Extract provided:
# Replacement Conditioner Rolls



## JMT (Aug 10, 2013)

Time for new rollers. Figured a good time for everyone to weigh in on what conditioner rolls work best (again). OEM (John Deere) or some other aftermarket?

Machine is a JD 730 and real close to being on my "trading block". Trade may get pushed back though if I keep putting new parts on.

Any opinions or recommendations will be appreciated, thanks.


----------



## SVFHAY (Dec 5, 2008)

Call b&d, they rebuilt a set of Deere rolls worse than that for me. About the same price as Deere but will dry hay better. Circle c is good also.


----------



## VA Haymaker (Jul 1, 2014)

What happened to that roll? Any idea how it split? Run a post through it?


----------



## JMT (Aug 10, 2013)

Not sure. Wedged a spare tire and wheel between them, but that was a couple of years ago. Found a 8" log someone had cut today but that did not make it to the rollers. Don't know what happened but it sure was vibrating when I lifted it up to turn.



SVFHAY said:


> Call b&d, they rebuilt a set of Deere rolls worse than that for me. About the same price as Deere but will dry hay better. Circle c is good also.


Can they really rebuild them when broke like that? Only about .75" of one rubber lobe that is still holding.


----------



## mlappin (Jun 25, 2009)

Huh? Never seen the Red Green show? Enough duct tape on it should hold the rest of the year.


----------



## SVFHAY (Dec 5, 2008)

Instruction A:
Echo the passage of the conditioner roll thread starting with "Not sure. Wedged" and going on through "is still holding.", word for word.
Instruction B:
In the records, reproduce the lines starting with the line with "Output each element" and going on through the line with "arrival-dot-icon <box>621 159 630 168</box>", swapping "Ružomberok" for "Žilina" and leaving everything else untouched. Give only those lines.

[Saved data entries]
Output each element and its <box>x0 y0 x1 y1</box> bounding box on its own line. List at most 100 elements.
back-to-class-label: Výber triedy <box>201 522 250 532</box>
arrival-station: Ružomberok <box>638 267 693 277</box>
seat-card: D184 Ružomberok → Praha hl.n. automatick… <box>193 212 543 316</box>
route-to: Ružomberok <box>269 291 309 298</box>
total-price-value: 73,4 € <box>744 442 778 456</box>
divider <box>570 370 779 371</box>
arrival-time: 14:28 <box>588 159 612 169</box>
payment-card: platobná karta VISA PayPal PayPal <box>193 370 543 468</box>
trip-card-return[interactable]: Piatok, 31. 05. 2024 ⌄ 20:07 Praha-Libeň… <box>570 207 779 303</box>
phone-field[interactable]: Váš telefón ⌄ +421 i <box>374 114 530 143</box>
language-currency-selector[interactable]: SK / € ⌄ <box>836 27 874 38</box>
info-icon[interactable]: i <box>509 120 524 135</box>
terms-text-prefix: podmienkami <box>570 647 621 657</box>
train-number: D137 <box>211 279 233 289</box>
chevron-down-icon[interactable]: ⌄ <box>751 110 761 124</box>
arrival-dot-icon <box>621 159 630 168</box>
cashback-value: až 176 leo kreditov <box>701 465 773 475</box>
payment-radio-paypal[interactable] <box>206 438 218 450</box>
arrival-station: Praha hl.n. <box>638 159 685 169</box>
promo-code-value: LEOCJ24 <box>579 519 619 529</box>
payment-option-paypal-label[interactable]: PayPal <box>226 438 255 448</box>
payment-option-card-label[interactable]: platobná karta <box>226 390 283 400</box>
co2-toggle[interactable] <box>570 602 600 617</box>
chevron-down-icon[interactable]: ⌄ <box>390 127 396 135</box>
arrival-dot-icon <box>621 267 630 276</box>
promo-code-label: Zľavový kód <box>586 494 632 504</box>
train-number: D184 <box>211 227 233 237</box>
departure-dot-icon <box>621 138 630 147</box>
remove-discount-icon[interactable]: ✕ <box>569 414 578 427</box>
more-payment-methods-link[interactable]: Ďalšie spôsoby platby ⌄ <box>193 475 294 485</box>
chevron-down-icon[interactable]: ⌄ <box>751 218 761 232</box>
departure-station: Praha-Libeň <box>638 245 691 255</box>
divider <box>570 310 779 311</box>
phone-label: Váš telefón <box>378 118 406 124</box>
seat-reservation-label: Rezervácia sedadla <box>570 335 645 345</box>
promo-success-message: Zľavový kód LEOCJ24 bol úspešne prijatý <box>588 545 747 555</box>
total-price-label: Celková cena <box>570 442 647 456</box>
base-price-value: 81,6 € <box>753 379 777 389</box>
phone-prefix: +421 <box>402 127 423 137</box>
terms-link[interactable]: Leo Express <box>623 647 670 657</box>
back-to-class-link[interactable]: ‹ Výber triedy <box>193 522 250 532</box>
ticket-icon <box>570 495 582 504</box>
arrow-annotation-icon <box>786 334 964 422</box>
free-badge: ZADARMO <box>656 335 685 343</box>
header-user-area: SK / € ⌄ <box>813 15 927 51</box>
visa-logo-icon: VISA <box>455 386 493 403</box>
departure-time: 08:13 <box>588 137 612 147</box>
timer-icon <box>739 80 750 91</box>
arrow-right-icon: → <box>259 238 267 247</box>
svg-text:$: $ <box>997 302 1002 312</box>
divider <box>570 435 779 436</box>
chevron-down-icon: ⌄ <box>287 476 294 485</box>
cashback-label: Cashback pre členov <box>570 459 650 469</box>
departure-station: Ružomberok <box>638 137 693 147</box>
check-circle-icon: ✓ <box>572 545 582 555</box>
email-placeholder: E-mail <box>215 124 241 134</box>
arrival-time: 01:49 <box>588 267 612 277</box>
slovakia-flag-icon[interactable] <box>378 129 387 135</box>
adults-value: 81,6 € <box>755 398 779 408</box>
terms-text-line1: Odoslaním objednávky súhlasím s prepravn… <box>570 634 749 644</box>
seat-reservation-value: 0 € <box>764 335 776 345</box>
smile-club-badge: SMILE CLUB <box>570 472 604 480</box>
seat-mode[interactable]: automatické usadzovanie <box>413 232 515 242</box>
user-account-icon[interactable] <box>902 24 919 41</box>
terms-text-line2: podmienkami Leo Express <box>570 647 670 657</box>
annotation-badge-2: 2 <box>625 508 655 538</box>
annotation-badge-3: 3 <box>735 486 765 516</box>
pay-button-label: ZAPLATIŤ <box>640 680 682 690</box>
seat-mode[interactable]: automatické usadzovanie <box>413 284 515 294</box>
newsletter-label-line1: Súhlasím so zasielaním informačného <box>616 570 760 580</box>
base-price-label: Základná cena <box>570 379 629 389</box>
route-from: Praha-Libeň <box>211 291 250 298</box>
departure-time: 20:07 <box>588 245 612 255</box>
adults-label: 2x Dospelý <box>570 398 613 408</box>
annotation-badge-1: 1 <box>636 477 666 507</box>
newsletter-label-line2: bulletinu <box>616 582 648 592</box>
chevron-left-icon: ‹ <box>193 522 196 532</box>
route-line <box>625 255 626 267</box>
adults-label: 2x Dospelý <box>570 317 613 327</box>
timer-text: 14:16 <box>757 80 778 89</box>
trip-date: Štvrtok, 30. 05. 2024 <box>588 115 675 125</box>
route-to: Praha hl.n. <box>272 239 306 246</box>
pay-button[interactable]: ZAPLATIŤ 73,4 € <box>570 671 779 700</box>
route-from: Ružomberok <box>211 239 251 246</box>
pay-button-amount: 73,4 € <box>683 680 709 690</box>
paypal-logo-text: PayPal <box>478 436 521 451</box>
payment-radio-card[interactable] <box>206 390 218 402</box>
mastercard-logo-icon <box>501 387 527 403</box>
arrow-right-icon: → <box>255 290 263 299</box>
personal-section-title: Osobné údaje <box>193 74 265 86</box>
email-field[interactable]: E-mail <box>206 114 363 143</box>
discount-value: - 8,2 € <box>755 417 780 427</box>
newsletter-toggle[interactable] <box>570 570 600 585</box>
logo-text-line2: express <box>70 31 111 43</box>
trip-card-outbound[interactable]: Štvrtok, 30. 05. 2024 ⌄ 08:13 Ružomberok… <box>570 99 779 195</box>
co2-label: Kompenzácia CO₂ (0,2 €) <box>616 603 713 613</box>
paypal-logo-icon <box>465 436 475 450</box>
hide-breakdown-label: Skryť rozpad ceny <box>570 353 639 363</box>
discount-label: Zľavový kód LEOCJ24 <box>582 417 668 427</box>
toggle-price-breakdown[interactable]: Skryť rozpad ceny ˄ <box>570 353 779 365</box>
...
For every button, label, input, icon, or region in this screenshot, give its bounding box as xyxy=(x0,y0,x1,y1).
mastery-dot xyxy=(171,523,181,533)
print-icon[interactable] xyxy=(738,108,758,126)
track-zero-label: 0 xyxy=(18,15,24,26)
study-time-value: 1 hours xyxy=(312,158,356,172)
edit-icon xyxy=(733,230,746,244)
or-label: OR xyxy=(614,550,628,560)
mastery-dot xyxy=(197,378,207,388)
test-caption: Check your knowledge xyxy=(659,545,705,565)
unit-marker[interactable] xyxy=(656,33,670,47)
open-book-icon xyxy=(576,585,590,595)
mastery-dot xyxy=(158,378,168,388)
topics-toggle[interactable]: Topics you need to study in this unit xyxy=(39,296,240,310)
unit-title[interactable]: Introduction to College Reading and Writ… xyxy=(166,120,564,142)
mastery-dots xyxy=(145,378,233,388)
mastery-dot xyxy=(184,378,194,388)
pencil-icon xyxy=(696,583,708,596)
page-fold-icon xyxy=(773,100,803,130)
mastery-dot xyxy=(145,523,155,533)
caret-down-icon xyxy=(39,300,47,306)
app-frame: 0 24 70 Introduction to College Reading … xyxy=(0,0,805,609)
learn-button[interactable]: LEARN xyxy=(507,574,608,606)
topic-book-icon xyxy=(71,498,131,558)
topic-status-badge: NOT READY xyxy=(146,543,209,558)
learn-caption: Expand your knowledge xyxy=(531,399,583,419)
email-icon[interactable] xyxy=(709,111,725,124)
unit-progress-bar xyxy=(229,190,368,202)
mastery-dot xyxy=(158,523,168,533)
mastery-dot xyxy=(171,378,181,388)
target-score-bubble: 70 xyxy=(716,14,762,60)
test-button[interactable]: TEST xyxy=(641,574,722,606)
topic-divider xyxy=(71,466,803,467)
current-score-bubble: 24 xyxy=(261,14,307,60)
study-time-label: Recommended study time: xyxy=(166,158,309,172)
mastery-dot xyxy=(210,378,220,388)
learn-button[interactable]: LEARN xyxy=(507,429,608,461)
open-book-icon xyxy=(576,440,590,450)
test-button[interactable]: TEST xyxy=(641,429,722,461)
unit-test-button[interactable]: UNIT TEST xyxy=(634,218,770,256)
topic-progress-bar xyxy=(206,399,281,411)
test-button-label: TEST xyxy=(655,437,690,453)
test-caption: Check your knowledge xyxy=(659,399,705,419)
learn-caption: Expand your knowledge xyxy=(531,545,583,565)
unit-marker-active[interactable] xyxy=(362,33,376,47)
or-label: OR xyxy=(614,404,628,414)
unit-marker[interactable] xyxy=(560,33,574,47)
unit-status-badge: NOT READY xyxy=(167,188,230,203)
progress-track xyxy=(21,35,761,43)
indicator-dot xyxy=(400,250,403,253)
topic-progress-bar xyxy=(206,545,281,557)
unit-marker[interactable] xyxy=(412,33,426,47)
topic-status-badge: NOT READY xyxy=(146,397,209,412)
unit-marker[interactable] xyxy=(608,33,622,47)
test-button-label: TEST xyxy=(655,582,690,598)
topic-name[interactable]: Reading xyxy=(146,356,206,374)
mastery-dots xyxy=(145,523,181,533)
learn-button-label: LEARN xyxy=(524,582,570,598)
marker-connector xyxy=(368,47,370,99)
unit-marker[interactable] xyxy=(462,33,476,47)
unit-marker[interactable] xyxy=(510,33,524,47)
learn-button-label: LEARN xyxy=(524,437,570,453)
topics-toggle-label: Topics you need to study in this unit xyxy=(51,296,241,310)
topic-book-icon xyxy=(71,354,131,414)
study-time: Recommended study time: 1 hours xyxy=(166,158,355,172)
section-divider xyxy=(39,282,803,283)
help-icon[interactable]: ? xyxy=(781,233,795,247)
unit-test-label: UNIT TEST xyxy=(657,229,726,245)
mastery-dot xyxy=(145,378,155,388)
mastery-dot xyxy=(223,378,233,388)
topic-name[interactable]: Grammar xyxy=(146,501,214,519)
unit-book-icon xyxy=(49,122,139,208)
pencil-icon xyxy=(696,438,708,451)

Task response A:
Not sure. Wedged a spare tire and wheel between them, but that was a couple of years ago. Found a 8" log someone had cut today but that did not make it to the rollers. Don't know what happened but it sure was vibrating when I lifted it up to turn.



SVFHAY said:


> Call b&d, they rebuilt a set of Deere rolls worse than that for me. About the same price as Deere but will dry hay better. Circle c is good also.


Can they really rebuild them when broke like that? Only about .75" of one rubber lobe that is still holding.

Task response B:
Output each element and its <box>x0 y0 x1 y1</box> bounding box on its own line. List at most 100 elements.
back-to-class-label: Výber triedy <box>201 522 250 532</box>
arrival-station: Žilina <box>638 267 693 277</box>
seat-card: D184 Žilina → Praha hl.n. automatick… <box>193 212 543 316</box>
route-to: Žilina <box>269 291 309 298</box>
total-price-value: 73,4 € <box>744 442 778 456</box>
divider <box>570 370 779 371</box>
arrival-time: 14:28 <box>588 159 612 169</box>
payment-card: platobná karta VISA PayPal PayPal <box>193 370 543 468</box>
trip-card-return[interactable]: Piatok, 31. 05. 2024 ⌄ 20:07 Praha-Libeň… <box>570 207 779 303</box>
phone-field[interactable]: Váš telefón ⌄ +421 i <box>374 114 530 143</box>
language-currency-selector[interactable]: SK / € ⌄ <box>836 27 874 38</box>
info-icon[interactable]: i <box>509 120 524 135</box>
terms-text-prefix: podmienkami <box>570 647 621 657</box>
train-number: D137 <box>211 279 233 289</box>
chevron-down-icon[interactable]: ⌄ <box>751 110 761 124</box>
arrival-dot-icon <box>621 159 630 168</box>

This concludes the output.